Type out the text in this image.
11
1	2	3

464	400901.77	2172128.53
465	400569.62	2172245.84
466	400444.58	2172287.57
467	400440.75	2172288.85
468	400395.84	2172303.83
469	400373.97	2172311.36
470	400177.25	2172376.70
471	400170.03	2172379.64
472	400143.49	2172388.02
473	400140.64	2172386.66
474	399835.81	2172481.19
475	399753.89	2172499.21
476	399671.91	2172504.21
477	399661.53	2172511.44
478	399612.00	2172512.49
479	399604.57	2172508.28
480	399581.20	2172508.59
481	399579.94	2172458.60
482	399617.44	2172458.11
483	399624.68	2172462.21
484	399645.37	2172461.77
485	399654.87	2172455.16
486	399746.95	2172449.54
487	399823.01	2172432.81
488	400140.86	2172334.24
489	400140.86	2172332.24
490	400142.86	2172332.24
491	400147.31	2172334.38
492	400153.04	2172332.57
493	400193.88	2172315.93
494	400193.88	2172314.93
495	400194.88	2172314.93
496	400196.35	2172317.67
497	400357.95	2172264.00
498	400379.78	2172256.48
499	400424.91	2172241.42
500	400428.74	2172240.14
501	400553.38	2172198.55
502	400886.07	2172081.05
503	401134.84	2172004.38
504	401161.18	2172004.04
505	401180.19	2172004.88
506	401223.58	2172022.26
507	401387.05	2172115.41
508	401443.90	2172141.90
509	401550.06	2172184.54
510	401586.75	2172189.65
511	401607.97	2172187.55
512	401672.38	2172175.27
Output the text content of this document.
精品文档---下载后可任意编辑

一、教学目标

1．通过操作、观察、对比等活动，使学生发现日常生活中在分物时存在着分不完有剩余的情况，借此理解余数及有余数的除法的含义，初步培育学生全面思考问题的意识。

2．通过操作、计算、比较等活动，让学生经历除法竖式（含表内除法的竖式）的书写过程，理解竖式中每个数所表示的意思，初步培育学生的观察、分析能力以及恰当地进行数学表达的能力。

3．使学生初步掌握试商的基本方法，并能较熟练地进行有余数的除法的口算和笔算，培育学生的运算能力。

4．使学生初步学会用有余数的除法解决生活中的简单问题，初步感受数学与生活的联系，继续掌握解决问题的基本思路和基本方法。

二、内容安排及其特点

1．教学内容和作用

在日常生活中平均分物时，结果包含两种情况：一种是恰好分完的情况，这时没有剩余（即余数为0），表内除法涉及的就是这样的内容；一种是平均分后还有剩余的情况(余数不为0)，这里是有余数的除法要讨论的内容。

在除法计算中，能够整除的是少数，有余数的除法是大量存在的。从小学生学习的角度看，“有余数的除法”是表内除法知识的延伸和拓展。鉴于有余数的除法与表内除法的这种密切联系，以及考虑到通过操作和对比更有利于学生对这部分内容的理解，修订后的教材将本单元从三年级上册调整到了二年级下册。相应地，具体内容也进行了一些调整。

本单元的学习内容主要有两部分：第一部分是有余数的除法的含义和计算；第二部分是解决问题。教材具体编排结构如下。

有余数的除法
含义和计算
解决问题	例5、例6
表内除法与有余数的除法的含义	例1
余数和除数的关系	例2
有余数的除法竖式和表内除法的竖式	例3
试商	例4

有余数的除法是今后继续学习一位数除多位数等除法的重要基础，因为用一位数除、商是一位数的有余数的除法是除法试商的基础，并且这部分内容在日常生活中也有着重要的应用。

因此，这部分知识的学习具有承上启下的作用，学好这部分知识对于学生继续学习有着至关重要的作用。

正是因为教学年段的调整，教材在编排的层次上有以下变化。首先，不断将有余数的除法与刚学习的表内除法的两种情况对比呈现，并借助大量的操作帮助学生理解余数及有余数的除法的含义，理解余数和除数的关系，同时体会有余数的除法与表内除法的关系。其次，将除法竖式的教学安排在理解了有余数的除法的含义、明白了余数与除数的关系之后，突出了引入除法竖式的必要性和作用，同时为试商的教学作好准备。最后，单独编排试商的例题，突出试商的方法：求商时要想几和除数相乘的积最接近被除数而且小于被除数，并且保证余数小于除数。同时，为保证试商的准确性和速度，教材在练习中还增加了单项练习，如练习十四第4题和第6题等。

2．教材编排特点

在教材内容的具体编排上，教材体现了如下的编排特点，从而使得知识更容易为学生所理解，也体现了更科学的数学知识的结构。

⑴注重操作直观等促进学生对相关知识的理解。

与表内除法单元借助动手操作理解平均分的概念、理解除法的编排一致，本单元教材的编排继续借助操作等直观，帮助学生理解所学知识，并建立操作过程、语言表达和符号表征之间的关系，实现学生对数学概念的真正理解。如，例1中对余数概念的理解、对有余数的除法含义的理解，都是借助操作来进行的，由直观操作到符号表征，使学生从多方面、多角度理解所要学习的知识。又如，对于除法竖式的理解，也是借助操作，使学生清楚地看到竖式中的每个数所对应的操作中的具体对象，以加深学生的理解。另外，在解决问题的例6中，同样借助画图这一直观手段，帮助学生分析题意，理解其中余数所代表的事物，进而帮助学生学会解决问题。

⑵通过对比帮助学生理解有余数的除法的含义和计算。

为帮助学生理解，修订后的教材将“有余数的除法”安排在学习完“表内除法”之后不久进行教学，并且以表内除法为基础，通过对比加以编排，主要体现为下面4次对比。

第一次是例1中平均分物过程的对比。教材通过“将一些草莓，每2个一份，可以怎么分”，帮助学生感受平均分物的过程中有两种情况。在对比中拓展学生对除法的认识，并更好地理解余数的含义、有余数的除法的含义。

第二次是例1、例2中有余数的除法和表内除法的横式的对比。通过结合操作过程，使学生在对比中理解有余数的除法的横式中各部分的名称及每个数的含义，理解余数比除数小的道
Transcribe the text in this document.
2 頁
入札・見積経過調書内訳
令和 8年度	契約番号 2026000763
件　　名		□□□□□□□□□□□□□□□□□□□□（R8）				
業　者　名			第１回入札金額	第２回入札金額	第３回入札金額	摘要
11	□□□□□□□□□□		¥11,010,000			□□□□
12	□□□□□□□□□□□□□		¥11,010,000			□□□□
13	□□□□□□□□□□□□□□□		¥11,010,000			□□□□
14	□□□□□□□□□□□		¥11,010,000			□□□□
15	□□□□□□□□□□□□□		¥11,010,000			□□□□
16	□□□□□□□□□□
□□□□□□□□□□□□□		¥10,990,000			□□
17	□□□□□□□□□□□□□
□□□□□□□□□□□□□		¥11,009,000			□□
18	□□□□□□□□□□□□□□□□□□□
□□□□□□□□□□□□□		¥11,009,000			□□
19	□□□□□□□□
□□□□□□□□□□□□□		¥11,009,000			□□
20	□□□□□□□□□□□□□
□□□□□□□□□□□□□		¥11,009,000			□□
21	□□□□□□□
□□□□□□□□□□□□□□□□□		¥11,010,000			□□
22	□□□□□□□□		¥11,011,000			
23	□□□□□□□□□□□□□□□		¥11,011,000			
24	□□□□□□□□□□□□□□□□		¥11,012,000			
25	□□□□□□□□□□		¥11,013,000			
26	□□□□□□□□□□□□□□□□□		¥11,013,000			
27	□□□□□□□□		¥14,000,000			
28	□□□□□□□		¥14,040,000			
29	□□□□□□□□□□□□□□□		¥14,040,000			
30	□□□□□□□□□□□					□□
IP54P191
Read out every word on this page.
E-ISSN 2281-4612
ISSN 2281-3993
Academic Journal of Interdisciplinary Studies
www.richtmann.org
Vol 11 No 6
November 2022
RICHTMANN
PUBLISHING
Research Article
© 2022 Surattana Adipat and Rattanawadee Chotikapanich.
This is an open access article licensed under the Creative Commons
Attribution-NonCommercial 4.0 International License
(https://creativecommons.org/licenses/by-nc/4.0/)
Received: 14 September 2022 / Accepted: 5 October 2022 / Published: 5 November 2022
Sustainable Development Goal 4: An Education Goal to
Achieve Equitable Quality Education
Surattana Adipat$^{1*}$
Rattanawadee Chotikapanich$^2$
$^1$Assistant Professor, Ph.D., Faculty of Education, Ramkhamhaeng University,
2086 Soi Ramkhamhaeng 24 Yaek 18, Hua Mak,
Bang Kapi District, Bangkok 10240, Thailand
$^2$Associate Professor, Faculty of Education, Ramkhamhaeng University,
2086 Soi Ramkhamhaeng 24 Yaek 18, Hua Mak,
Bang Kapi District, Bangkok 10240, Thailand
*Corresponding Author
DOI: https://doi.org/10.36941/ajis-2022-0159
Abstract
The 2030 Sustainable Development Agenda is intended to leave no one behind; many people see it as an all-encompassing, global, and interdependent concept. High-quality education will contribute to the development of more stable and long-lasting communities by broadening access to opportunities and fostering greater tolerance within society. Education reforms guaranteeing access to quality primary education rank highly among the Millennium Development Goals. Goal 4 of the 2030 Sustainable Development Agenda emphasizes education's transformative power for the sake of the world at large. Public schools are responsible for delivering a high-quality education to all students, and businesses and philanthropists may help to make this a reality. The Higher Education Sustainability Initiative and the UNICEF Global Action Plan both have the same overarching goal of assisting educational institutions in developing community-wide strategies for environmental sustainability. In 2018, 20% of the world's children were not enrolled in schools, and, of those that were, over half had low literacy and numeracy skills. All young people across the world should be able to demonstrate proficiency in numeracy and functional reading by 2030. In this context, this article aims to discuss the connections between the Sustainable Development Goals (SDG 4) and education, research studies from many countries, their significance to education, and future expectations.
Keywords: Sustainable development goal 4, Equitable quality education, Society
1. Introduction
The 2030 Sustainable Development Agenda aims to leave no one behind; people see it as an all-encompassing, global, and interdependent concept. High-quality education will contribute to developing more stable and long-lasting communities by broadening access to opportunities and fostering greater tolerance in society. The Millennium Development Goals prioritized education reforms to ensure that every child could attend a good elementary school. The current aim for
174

Written request. Using the records above, gather all lines where the string "Professor" is present.

Task answer.
$^1$Assistant Professor, Ph.D., Faculty of Education, Ramkhamhaeng University,
$^2$Associate Professor, Faculty of Education, Ramkhamhaeng University,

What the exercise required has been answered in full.